--- Start ---
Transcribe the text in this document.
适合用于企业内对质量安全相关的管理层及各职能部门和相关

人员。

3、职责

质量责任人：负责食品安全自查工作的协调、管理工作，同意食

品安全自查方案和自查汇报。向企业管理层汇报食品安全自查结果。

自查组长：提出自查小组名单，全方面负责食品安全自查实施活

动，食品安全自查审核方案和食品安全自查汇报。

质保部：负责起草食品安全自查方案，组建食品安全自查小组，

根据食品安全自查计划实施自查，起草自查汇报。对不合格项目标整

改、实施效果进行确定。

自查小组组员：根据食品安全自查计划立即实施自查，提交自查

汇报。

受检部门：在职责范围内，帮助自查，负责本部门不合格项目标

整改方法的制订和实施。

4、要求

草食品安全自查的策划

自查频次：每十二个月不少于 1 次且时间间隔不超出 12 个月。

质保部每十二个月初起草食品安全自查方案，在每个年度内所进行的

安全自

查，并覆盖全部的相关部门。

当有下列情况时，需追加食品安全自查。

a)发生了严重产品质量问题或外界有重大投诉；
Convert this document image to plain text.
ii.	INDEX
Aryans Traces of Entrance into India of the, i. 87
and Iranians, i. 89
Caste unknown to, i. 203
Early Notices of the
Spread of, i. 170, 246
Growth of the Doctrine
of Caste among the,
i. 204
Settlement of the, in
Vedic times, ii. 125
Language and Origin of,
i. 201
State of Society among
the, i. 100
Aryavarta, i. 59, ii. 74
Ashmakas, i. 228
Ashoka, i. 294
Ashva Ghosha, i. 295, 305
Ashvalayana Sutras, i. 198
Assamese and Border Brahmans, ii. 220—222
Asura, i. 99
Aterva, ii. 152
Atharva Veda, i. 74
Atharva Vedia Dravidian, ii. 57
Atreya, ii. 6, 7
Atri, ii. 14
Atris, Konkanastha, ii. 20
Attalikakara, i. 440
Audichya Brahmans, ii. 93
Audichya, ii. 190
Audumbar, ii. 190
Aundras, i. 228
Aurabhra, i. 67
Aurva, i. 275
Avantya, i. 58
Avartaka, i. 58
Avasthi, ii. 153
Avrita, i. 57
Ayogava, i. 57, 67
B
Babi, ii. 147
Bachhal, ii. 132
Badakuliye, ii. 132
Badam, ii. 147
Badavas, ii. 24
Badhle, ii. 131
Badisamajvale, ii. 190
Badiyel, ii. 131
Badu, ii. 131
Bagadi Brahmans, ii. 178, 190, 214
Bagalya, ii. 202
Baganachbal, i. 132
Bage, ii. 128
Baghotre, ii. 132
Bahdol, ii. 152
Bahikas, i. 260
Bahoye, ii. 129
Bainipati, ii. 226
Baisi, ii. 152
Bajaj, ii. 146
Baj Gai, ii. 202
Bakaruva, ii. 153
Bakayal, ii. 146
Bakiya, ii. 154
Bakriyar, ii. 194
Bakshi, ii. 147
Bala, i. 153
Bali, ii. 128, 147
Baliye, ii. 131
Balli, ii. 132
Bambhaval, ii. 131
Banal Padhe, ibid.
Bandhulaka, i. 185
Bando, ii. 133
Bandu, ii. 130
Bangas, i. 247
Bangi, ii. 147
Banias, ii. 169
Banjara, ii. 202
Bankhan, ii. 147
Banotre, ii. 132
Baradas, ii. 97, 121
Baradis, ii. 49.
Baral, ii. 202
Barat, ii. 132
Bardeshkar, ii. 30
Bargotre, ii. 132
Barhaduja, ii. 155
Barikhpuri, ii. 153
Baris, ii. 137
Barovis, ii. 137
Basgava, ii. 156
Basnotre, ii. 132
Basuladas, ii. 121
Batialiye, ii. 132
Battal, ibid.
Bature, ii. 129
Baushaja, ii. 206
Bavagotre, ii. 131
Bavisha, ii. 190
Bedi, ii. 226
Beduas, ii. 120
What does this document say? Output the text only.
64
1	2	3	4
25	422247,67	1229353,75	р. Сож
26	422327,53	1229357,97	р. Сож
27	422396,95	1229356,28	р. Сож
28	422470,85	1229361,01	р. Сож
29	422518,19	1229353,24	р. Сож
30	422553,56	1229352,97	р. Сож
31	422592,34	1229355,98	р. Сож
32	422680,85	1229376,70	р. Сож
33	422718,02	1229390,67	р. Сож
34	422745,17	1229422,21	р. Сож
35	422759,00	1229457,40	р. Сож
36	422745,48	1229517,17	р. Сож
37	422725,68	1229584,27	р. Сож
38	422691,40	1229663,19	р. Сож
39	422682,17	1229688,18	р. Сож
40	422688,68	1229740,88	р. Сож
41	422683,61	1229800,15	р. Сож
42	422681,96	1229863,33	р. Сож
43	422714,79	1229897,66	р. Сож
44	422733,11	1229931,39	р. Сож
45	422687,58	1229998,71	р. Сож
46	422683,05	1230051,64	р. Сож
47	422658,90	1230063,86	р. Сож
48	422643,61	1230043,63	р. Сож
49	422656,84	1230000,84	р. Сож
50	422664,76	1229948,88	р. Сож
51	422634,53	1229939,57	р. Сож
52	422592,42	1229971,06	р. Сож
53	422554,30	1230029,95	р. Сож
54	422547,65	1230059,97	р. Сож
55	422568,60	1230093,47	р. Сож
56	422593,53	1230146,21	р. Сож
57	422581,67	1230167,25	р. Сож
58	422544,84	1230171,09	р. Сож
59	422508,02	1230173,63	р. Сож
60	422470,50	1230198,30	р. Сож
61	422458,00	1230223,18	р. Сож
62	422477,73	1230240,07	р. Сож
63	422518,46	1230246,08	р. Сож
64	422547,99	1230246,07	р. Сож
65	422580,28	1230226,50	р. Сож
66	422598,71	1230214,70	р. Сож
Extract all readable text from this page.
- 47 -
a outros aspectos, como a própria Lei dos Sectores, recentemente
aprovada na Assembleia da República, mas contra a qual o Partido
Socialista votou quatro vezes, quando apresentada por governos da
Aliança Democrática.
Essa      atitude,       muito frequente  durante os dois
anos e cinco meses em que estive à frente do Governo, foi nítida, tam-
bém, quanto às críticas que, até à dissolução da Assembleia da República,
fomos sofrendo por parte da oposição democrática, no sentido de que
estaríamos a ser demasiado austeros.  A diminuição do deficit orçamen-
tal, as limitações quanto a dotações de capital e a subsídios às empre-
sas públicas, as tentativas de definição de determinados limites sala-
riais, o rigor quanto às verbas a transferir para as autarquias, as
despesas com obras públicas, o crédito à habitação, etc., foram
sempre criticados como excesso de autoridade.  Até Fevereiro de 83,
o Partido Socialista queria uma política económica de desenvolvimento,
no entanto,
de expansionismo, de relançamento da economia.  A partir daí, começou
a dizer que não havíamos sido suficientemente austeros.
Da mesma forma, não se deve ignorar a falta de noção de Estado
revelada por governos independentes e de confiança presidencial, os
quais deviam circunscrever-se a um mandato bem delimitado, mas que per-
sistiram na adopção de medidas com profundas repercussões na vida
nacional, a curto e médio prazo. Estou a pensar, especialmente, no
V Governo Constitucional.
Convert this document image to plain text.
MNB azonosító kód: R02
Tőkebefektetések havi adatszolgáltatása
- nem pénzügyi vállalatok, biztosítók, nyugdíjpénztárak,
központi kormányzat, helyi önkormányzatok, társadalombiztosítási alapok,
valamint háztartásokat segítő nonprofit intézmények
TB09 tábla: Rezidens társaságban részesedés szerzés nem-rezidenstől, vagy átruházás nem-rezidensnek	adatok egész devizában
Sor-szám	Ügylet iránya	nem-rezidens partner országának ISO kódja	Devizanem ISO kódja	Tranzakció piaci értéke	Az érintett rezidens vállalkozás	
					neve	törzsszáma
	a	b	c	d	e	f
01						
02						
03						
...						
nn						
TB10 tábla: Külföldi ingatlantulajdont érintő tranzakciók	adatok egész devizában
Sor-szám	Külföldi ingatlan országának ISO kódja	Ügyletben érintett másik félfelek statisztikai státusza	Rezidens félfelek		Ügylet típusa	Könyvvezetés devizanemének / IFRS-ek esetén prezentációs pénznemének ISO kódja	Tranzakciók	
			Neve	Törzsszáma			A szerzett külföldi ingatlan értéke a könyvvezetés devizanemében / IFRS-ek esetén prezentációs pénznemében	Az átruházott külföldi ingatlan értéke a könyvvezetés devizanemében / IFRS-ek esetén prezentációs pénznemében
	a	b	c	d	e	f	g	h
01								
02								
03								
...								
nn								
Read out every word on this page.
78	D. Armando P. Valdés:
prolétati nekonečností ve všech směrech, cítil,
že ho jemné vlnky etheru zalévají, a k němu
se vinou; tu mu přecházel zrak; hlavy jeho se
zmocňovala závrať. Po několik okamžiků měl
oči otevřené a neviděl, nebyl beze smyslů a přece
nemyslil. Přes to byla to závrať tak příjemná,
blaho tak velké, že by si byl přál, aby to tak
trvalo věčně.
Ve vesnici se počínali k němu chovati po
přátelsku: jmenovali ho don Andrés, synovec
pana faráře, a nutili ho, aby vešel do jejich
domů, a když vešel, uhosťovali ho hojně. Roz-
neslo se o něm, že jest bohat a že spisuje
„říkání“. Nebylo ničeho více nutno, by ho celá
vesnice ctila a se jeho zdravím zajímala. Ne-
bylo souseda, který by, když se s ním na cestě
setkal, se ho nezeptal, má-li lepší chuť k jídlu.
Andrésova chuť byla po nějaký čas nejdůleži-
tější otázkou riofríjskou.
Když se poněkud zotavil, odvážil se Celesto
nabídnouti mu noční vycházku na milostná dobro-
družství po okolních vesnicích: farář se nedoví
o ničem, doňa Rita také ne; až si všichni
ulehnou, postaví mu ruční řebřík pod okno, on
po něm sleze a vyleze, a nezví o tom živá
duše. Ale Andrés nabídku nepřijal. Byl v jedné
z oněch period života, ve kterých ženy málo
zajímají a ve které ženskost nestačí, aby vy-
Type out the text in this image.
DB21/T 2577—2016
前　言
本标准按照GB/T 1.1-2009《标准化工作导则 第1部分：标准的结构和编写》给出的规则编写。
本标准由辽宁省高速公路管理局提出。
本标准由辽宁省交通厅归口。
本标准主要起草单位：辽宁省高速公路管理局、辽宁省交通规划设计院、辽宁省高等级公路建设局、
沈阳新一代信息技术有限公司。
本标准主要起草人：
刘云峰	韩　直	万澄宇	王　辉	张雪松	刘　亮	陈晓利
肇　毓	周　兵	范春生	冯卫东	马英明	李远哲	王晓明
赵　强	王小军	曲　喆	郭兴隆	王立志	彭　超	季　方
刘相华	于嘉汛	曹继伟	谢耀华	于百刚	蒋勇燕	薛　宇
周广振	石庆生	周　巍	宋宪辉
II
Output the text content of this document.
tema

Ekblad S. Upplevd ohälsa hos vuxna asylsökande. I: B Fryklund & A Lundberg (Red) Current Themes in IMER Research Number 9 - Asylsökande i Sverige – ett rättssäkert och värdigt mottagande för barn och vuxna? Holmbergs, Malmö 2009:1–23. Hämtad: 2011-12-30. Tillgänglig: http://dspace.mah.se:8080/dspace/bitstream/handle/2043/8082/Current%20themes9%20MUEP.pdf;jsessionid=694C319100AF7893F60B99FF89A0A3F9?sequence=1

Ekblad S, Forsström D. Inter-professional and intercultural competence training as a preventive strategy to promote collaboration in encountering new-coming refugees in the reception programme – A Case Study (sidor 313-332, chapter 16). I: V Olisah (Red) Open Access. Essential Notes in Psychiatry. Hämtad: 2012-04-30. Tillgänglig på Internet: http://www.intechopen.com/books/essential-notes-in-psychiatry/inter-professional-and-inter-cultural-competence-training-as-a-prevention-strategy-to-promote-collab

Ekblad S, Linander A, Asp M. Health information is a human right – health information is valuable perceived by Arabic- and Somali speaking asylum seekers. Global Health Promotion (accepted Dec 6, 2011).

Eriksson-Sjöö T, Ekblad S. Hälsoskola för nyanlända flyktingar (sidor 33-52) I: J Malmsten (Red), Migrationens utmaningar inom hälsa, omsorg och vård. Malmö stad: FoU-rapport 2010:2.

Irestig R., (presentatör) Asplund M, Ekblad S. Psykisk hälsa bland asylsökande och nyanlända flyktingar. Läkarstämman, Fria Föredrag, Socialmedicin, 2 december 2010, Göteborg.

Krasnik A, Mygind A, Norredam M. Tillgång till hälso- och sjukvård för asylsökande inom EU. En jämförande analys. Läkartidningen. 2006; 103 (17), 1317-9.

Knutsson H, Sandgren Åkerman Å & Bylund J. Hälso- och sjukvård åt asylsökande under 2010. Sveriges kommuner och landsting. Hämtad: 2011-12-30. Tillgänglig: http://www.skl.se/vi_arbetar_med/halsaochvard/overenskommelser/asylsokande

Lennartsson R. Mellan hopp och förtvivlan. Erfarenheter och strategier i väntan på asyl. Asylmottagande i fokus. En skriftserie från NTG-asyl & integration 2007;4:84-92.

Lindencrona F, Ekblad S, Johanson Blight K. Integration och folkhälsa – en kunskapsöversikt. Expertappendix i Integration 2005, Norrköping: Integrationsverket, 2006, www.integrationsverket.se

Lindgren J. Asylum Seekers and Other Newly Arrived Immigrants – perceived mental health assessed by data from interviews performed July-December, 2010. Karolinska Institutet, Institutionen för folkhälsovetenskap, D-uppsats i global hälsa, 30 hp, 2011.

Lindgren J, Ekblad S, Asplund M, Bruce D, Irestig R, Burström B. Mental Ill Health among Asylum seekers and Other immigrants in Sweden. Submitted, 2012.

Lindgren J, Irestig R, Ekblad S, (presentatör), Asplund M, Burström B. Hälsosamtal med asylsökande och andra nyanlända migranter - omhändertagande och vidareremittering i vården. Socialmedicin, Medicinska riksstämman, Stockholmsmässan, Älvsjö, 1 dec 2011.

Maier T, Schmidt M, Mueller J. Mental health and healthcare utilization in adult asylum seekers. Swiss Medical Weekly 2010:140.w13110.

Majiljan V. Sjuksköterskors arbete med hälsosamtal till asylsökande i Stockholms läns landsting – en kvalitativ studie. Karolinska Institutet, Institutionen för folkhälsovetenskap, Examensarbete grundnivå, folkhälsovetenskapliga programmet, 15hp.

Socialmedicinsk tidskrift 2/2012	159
--- End ---
WHAT TO WORK ON: Using the entries above, find all lines with "Socialista". Copy them.

TASK ANSWER:
Socialista votou quatro vezes, quando apresentada por governos da
o Partido Socialista queria uma política económica de desenvolvimento,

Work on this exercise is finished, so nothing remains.